> THE TASK
Lines that contain "الفهرست" are to be counted; give only their number.

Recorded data
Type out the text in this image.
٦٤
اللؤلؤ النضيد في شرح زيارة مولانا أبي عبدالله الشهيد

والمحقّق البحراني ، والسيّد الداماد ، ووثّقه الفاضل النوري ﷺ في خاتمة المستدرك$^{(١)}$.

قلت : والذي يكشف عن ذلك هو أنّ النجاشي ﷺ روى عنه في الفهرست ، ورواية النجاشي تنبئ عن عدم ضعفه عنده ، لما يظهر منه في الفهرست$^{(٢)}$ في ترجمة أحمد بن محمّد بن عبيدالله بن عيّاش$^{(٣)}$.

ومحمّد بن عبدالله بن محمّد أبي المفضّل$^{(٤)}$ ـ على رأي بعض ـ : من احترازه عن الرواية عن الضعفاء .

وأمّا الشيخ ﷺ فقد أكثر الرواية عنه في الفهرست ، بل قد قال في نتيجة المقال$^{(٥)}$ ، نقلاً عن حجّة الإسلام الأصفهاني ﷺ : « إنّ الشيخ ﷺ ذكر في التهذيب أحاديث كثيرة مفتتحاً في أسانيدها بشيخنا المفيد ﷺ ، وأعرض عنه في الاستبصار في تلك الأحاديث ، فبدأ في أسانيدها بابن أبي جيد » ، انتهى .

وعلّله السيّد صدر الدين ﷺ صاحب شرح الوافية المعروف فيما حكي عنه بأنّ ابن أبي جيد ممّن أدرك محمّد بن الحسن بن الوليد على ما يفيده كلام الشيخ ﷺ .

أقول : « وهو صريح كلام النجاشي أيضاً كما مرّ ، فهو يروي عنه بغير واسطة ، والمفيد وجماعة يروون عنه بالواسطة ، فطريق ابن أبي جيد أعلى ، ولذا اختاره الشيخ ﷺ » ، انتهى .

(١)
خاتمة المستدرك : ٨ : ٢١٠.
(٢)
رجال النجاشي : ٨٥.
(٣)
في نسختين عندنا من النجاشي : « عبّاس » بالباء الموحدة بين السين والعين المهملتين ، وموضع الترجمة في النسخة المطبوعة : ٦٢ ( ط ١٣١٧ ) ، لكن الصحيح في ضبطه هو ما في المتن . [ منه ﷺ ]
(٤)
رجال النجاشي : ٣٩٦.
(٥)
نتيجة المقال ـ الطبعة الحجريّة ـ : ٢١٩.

> EXERCISE SOLUTION
2